■ Given data
_ _ _ _ _ _ _

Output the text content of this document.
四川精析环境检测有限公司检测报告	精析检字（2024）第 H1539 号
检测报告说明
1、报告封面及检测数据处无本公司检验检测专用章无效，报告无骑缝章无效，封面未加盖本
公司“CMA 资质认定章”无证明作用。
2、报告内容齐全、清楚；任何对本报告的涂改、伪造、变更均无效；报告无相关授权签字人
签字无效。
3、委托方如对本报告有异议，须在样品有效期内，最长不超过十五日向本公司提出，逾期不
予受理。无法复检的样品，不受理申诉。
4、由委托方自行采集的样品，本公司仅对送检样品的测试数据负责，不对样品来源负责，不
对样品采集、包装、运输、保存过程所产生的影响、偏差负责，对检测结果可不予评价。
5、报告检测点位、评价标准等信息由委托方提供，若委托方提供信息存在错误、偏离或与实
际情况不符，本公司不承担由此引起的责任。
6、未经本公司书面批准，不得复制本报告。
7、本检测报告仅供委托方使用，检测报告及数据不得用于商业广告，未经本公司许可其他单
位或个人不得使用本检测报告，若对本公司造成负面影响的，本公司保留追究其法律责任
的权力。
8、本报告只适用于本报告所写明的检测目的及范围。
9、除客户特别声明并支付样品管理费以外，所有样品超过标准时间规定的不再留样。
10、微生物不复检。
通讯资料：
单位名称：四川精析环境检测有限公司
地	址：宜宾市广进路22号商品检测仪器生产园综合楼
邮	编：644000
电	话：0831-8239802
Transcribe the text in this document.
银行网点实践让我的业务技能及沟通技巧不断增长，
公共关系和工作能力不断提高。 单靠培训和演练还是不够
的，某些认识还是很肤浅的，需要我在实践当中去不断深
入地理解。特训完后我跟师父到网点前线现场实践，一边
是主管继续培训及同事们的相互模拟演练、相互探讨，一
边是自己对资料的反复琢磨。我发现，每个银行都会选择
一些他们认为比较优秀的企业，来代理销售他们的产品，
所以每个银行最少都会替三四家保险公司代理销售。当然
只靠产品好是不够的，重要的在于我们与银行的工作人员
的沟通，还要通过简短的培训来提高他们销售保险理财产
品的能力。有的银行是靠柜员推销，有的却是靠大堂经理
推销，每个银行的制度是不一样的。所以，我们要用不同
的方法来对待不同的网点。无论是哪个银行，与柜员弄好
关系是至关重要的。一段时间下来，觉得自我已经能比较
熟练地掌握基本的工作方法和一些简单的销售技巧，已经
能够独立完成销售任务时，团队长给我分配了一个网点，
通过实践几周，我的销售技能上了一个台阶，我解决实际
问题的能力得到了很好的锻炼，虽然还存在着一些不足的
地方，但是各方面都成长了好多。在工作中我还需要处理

_ _ _ _ _ _ _

■ The request
The listing above must be transcribed exactly, line by line.

■ Solved exercise
Output the text content of this document.
四川精析环境检测有限公司检测报告	精析检字（2024）第 H1539 号
检测报告说明
1、报告封面及检测数据处无本公司检验检测专用章无效，报告无骑缝章无效，封面未加盖本
公司“CMA 资质认定章”无证明作用。
2、报告内容齐全、清楚；任何对本报告的涂改、伪造、变更均无效；报告无相关授权签字人
签字无效。
3、委托方如对本报告有异议，须在样品有效期内，最长不超过十五日向本公司提出，逾期不
予受理。无法复检的样品，不受理申诉。
4、由委托方自行采集的样品，本公司仅对送检样品的测试数据负责，不对样品来源负责，不
对样品采集、包装、运输、保存过程所产生的影响、偏差负责，对检测结果可不予评价。
5、报告检测点位、评价标准等信息由委托方提供，若委托方提供信息存在错误、偏离或与实
际情况不符，本公司不承担由此引起的责任。
6、未经本公司书面批准，不得复制本报告。
7、本检测报告仅供委托方使用，检测报告及数据不得用于商业广告，未经本公司许可其他单
位或个人不得使用本检测报告，若对本公司造成负面影响的，本公司保留追究其法律责任
的权力。
8、本报告只适用于本报告所写明的检测目的及范围。
9、除客户特别声明并支付样品管理费以外，所有样品超过标准时间规定的不再留样。
10、微生物不复检。
通讯资料：
单位名称：四川精析环境检测有限公司
地	址：宜宾市广进路22号商品检测仪器生产园综合楼
邮	编：644000
电	话：0831-8239802
Transcribe the text in this document.
银行网点实践让我的业务技能及沟通技巧不断增长，
公共关系和工作能力不断提高。 单靠培训和演练还是不够
的，某些认识还是很肤浅的，需要我在实践当中去不断深
入地理解。特训完后我跟师父到网点前线现场实践，一边
是主管继续培训及同事们的相互模拟演练、相互探讨，一
边是自己对资料的反复琢磨。我发现，每个银行都会选择
一些他们认为比较优秀的企业，来代理销售他们的产品，
所以每个银行最少都会替三四家保险公司代理销售。当然
只靠产品好是不够的，重要的在于我们与银行的工作人员
的沟通，还要通过简短的培训来提高他们销售保险理财产
品的能力。有的银行是靠柜员推销，有的却是靠大堂经理
推销，每个银行的制度是不一样的。所以，我们要用不同
的方法来对待不同的网点。无论是哪个银行，与柜员弄好
关系是至关重要的。一段时间下来，觉得自我已经能比较
熟练地掌握基本的工作方法和一些简单的销售技巧，已经
能够独立完成销售任务时，团队长给我分配了一个网点，
通过实践几周，我的销售技能上了一个台阶，我解决实际
问题的能力得到了很好的锻炼，虽然还存在着一些不足的
地方，但是各方面都成长了好多。在工作中我还需要处理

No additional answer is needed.